TASK STATEMENT ▸ In the data below, locate each line with the word "International" and list it.

ENTRIES SHOWN ▸
◆ ◆ ◆ ◆ ◆
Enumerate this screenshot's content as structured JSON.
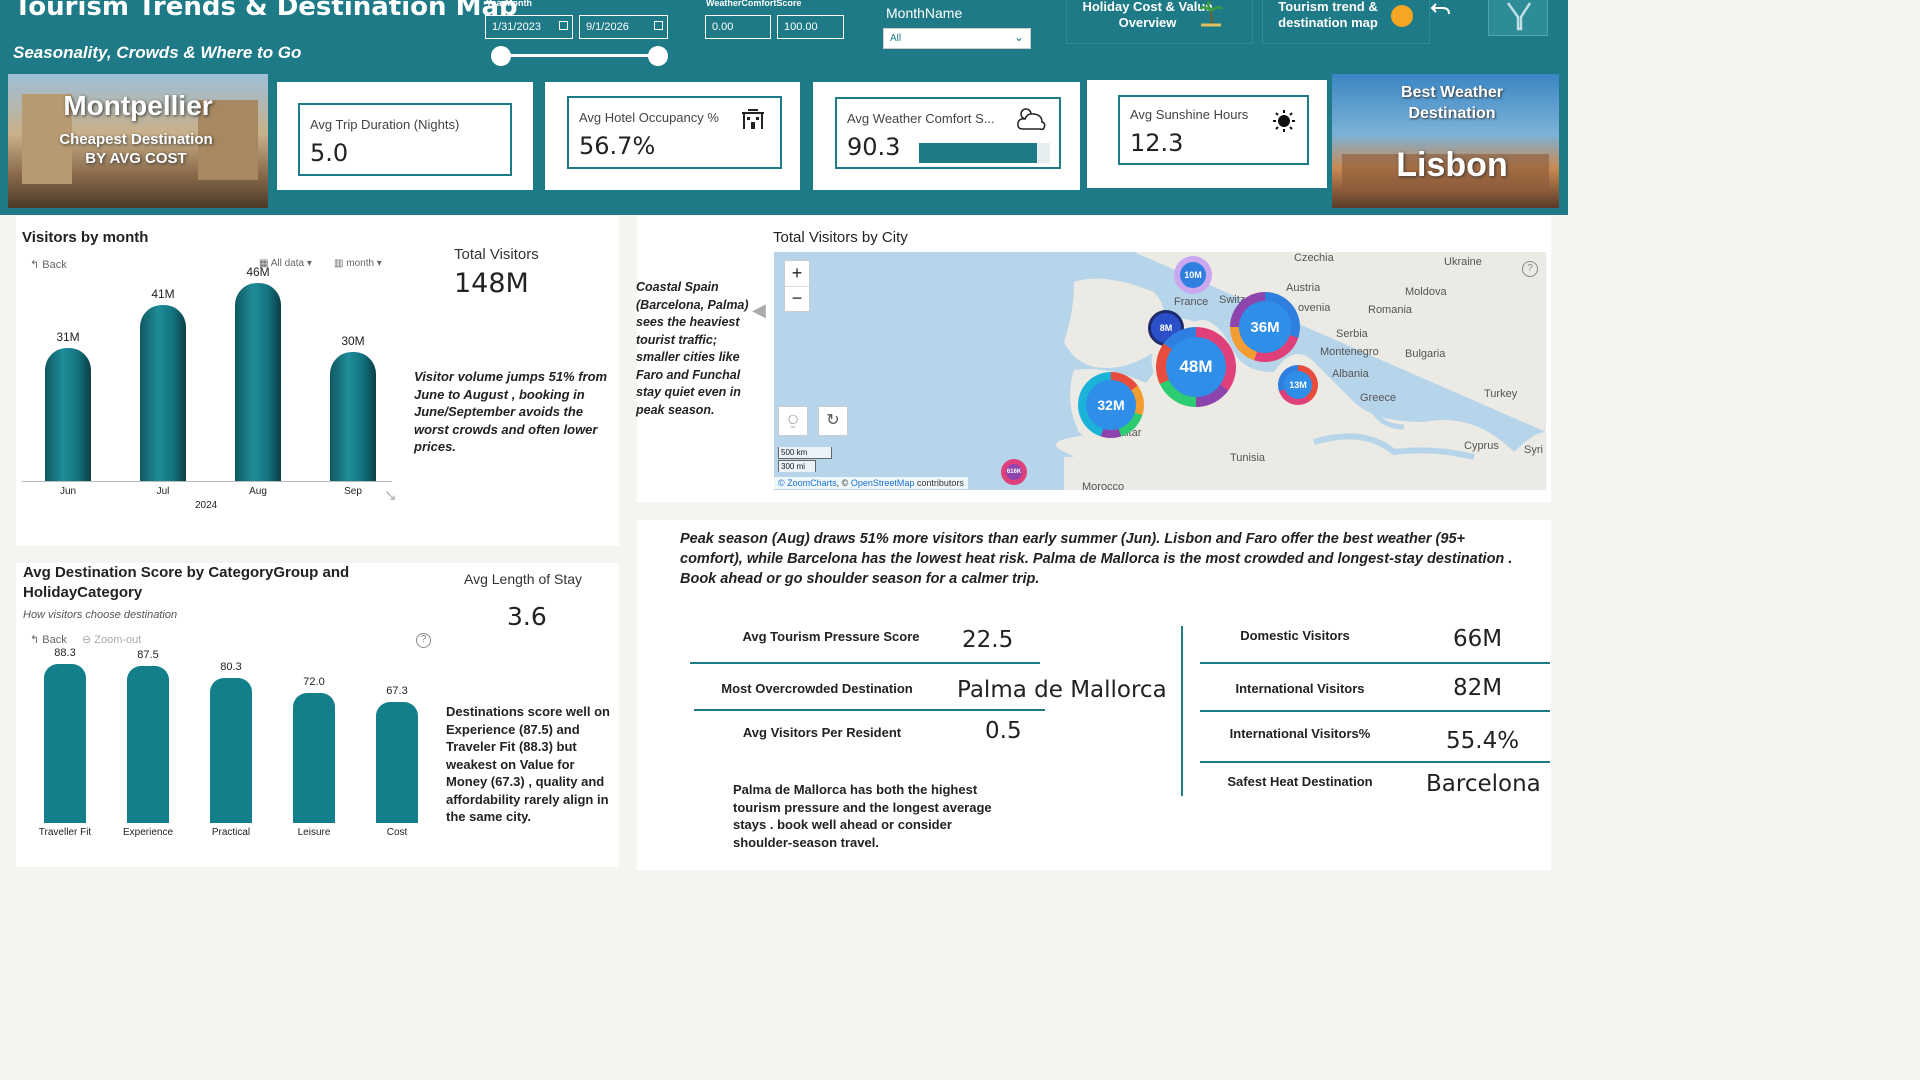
{
  "header": {
    "title": "Tourism Trends & Destination Map",
    "subtitle": "Seasonality, Crowds & Where to Go"
  },
  "slicers": {
    "yearmonth": {
      "label": "YearMonth",
      "start": "1/31/2023",
      "end": "9/1/2026",
      "range_start_fraction": 0.0,
      "range_end_fraction": 1.0
    },
    "weather": {
      "label": "WeatherComfortScore",
      "min": "0.00",
      "max": "100.00"
    },
    "month": {
      "label": "MonthName",
      "value": "All"
    }
  },
  "nav": {
    "holiday_cost": "Holiday Cost & Value Overview",
    "trend_map": "Tourism trend & destination map"
  },
  "colors": {
    "teal": "#1e7a86",
    "accent_orange": "#f5a623"
  },
  "cheapest_card": {
    "city": "Montpellier",
    "caption": "Cheapest Destination BY AVG COST"
  },
  "best_weather_card": {
    "caption": "Best Weather Destination",
    "city": "Lisbon"
  },
  "kpis": {
    "trip_duration": {
      "label": "Avg Trip Duration (Nights)",
      "value": "5.0"
    },
    "hotel_occupancy": {
      "label": "Avg Hotel Occupancy %",
      "value": "56.7%"
    },
    "weather_comfort": {
      "label": "Avg Weather Comfort S...",
      "value": "90.3",
      "level": 0.903
    },
    "sunshine": {
      "label": "Avg Sunshine Hours",
      "value": "12.3"
    }
  },
  "visitors_by_month": {
    "title": "Visitors by month",
    "back": "Back",
    "all_data": "All data",
    "month": "month",
    "year": "2024",
    "total_label": "Total Visitors",
    "total_value": "148M",
    "note": "Visitor volume jumps 51% from June to August , booking in June/September avoids the worst crowds and often lower prices."
  },
  "map": {
    "title": "Total Visitors by City",
    "zoom_in": "+",
    "zoom_out": "−",
    "scale_km": "500 km",
    "scale_mi": "300 mi",
    "attribution_zc": "© ZoomCharts",
    "attribution_sep": ", ©",
    "attribution_osm": "OpenStreetMap",
    "attribution_rest": "contributors",
    "note": "Coastal Spain (Barcelona, Palma) sees the heaviest tourist traffic; smaller cities like Faro and Funchal stay quiet even in peak season.",
    "places": [
      "Czechia",
      "Ukraine",
      "Austria",
      "France",
      "Switz",
      "Moldova",
      "Romania",
      "ovenia",
      "Serbia",
      "Montenegro",
      "Bulgaria",
      "Albania",
      "Greece",
      "Turkey",
      "Cyprus",
      "Syri",
      "Tunisia",
      "Morocco",
      "altar",
      "aly"
    ],
    "bubbles": [
      "10M",
      "8M",
      "36M",
      "48M",
      "13M",
      "32M",
      "616K"
    ]
  },
  "dest_score": {
    "title_line1": "Avg Destination Score by CategoryGroup and",
    "title_line2": "HolidayCategory",
    "subtitle": "How visitors choose destination",
    "back": "Back",
    "zoom_out": "Zoom-out",
    "los_label": "Avg Length of Stay",
    "los_value": "3.6",
    "note": "Destinations score well on Experience (87.5) and Traveler Fit (88.3) but weakest on Value for Money (67.3) , quality and affordability rarely align in the same city."
  },
  "summary": {
    "text": "Peak season (Aug) draws 51% more visitors than early summer (Jun). Lisbon and Faro offer the best weather (95+ comfort), while Barcelona has the lowest heat risk. Palma de Mallorca is the most crowded and longest-stay destination . Book ahead or go shoulder season for a calmer trip.",
    "pressure_label": "Avg Tourism Pressure Score",
    "pressure_value": "22.5",
    "overcrowded_label": "Most Overcrowded Destination",
    "overcrowded_value": "Palma de Mallorca",
    "per_resident_label": "Avg Visitors Per Resident",
    "per_resident_value": "0.5",
    "note": "Palma de Mallorca has both the highest tourism pressure and the longest average stays . book well ahead or consider shoulder-season travel.",
    "domestic_label": "Domestic Visitors",
    "domestic_value": "66M",
    "intl_label": "International Visitors",
    "intl_value": "82M",
    "intl_pct_label": "International Visitors%",
    "intl_pct_value": "55.4%",
    "heat_label": "Safest Heat Destination",
    "heat_value": "Barcelona"
  },
  "chart_data": [
    {
      "type": "bar",
      "title": "Visitors by month",
      "categories": [
        "Jun",
        "Jul",
        "Aug",
        "Sep"
      ],
      "values": [
        31,
        41,
        46,
        30
      ],
      "value_labels": [
        "31M",
        "41M",
        "46M",
        "30M"
      ],
      "xlabel": "2024",
      "ylim": [
        0,
        50
      ]
    },
    {
      "type": "bar",
      "title": "Avg Destination Score by CategoryGroup and HolidayCategory",
      "categories": [
        "Traveller Fit",
        "Experience",
        "Practical",
        "Leisure",
        "Cost"
      ],
      "values": [
        88.3,
        87.5,
        80.3,
        72.0,
        67.3
      ],
      "value_labels": [
        "88.3",
        "87.5",
        "80.3",
        "72.0",
        "67.3"
      ],
      "ylim": [
        0,
        100
      ]
    }
  ]
}
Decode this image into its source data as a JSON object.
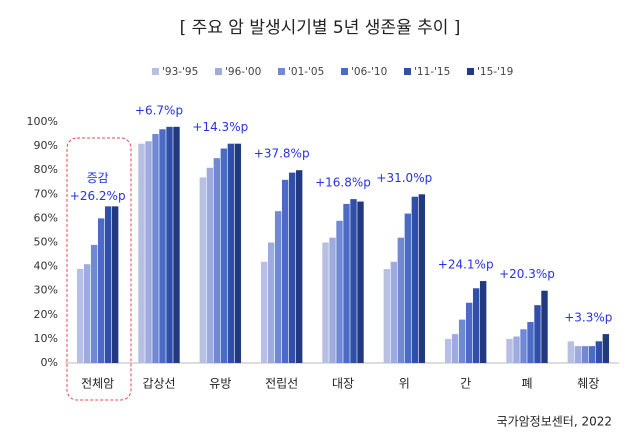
{
  "chart_data": {
    "type": "bar",
    "title": "[ 주요 암 발생시기별 5년 생존율 추이 ]",
    "categories": [
      "전체암",
      "갑상선",
      "유방",
      "전립선",
      "대장",
      "위",
      "간",
      "폐",
      "췌장"
    ],
    "series": [
      {
        "name": "'93-'95",
        "color": "#b7bfe2",
        "values": [
          39,
          91,
          77,
          42,
          50,
          39,
          10,
          10,
          9
        ]
      },
      {
        "name": "'96-'00",
        "color": "#9eabde",
        "values": [
          41,
          92,
          81,
          50,
          52,
          42,
          12,
          11,
          7
        ]
      },
      {
        "name": "'01-'05",
        "color": "#7189d2",
        "values": [
          49,
          95,
          85,
          63,
          59,
          52,
          18,
          14,
          7
        ]
      },
      {
        "name": "'06-'10",
        "color": "#4c6bc6",
        "values": [
          60,
          97,
          89,
          76,
          66,
          62,
          25,
          17,
          7
        ]
      },
      {
        "name": "'11-'15",
        "color": "#2f4fa8",
        "values": [
          65,
          98,
          91,
          79,
          68,
          69,
          31,
          24,
          9
        ]
      },
      {
        "name": "'15-'19",
        "color": "#23397f",
        "values": [
          65,
          98,
          91,
          80,
          67,
          70,
          34,
          30,
          12
        ]
      }
    ],
    "annotation_note": "증감",
    "annotations": [
      "+26.2%p",
      "+6.7%p",
      "+14.3%p",
      "+37.8%p",
      "+16.8%p",
      "+31.0%p",
      "+24.1%p",
      "+20.3%p",
      "+3.3%p"
    ],
    "ylim": [
      0,
      100
    ],
    "yticks": [
      {
        "value": 0,
        "label": "0%"
      },
      {
        "value": 10,
        "label": "10%"
      },
      {
        "value": 20,
        "label": "20%"
      },
      {
        "value": 30,
        "label": "30%"
      },
      {
        "value": 40,
        "label": "40%"
      },
      {
        "value": 50,
        "label": "50%"
      },
      {
        "value": 60,
        "label": "60%"
      },
      {
        "value": 70,
        "label": "70%"
      },
      {
        "value": 80,
        "label": "80%"
      },
      {
        "value": 90,
        "label": "90%"
      },
      {
        "value": 100,
        "label": "100%"
      }
    ],
    "grid": false,
    "source": "국가암정보센터, 2022"
  }
}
◆ ◆ ◆ ◆ ◆
RESPONSE BELOW ▸
    "intl_label": "International Visitors",
    "intl_pct_label": "International Visitors%",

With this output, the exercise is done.